> SUPPLIED RECORDS
>> START
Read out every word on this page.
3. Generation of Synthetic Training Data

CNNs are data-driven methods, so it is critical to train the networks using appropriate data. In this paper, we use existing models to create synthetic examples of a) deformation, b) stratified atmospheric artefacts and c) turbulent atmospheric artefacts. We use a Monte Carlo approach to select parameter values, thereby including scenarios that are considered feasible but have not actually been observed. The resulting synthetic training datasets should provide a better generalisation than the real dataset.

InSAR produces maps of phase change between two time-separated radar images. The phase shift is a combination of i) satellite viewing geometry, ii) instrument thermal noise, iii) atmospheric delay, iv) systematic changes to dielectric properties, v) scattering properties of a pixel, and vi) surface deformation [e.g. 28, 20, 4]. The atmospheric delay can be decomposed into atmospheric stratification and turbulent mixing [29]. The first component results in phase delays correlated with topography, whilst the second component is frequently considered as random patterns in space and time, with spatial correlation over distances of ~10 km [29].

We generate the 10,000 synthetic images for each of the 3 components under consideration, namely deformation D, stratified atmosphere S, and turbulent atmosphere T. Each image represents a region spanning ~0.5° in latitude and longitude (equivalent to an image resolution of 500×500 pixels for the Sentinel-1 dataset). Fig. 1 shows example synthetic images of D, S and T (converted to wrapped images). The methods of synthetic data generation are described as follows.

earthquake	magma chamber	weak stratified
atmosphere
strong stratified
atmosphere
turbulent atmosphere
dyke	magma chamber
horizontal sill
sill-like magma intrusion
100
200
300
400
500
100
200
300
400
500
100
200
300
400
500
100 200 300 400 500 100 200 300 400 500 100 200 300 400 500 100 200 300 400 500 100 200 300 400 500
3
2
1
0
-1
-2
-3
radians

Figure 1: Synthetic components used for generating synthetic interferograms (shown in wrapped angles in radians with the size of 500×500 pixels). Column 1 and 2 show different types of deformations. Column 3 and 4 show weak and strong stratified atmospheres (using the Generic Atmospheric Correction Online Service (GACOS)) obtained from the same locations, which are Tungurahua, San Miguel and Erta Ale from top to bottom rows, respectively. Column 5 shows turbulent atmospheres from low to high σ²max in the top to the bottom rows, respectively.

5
>> END
>> START
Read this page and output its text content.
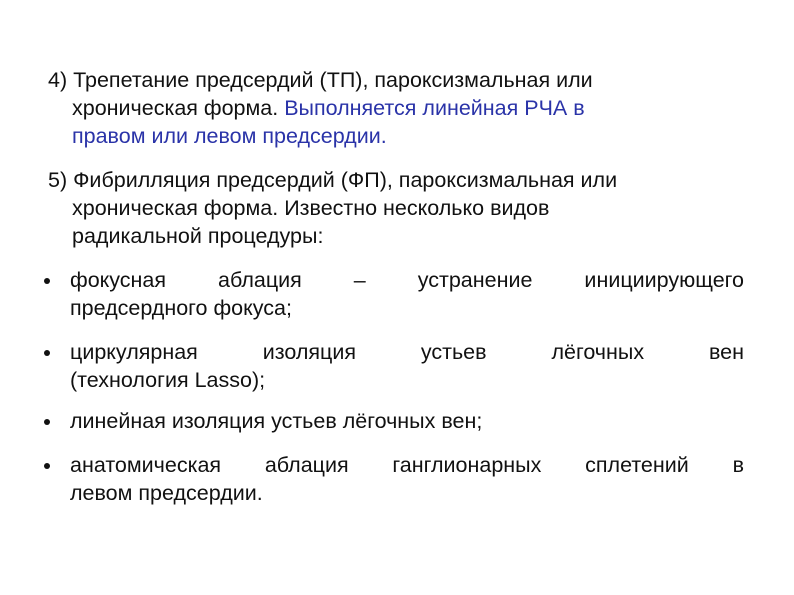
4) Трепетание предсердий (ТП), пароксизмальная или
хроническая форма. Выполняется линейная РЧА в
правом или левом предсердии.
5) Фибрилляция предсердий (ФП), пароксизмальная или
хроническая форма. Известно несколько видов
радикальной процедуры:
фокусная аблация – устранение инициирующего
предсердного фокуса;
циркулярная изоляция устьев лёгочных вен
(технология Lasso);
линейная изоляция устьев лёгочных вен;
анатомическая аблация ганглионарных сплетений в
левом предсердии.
>> END
>> START
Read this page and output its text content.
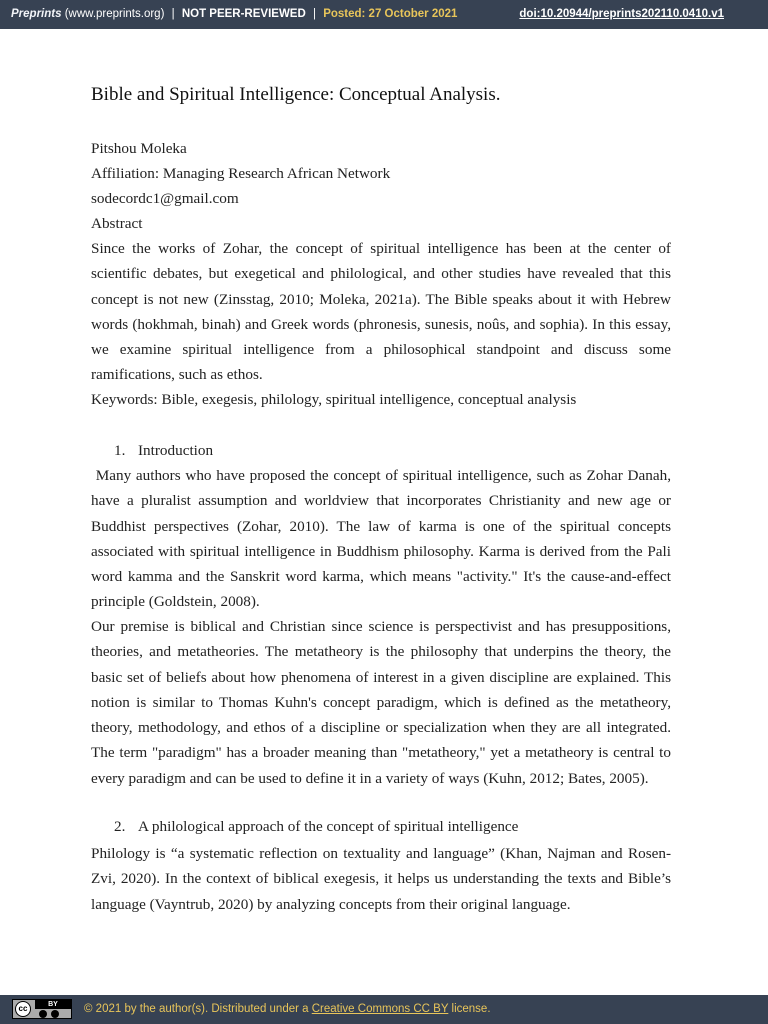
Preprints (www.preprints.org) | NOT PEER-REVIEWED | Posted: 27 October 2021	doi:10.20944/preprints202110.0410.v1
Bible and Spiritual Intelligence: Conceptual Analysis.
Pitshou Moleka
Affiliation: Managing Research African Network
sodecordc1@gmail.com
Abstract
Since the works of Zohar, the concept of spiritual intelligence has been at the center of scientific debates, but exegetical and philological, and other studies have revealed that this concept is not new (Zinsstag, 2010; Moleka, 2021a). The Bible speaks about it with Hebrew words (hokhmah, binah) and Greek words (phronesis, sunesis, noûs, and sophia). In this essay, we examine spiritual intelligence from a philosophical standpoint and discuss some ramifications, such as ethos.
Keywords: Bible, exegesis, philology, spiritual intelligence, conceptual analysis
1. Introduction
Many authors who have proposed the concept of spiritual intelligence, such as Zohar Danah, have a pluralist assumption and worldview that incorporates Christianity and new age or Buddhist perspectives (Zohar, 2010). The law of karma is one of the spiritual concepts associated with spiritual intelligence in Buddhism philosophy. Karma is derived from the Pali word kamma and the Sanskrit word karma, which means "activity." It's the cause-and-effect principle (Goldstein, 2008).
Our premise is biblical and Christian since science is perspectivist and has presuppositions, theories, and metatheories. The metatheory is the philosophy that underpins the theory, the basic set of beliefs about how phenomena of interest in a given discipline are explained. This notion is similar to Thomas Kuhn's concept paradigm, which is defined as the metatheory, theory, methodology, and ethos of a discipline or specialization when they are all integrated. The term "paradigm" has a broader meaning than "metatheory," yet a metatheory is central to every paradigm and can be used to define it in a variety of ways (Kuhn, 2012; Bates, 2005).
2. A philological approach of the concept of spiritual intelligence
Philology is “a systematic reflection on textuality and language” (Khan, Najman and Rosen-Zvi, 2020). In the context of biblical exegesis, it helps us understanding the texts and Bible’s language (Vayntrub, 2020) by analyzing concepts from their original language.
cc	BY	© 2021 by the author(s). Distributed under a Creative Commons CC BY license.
>> END
> TASK STATEMENT
Copy all lines from the material that include "philological".

> REPLY TO THE TASK
Since the works of Zohar, the concept of spiritual intelligence has been at the center of scientific debates, but exegetical and philological, and other studies have revealed that this concept is not new (Zinsstag, 2010; Moleka, 2021a). The Bible speaks about it with Hebrew words (hokhmah, binah) and Greek words (phronesis, sunesis, noûs, and sophia). In this essay, we examine spiritual intelligence from a philosophical standpoint and discuss some ramifications, such as ethos.
2. A philological approach of the concept of spiritual intelligence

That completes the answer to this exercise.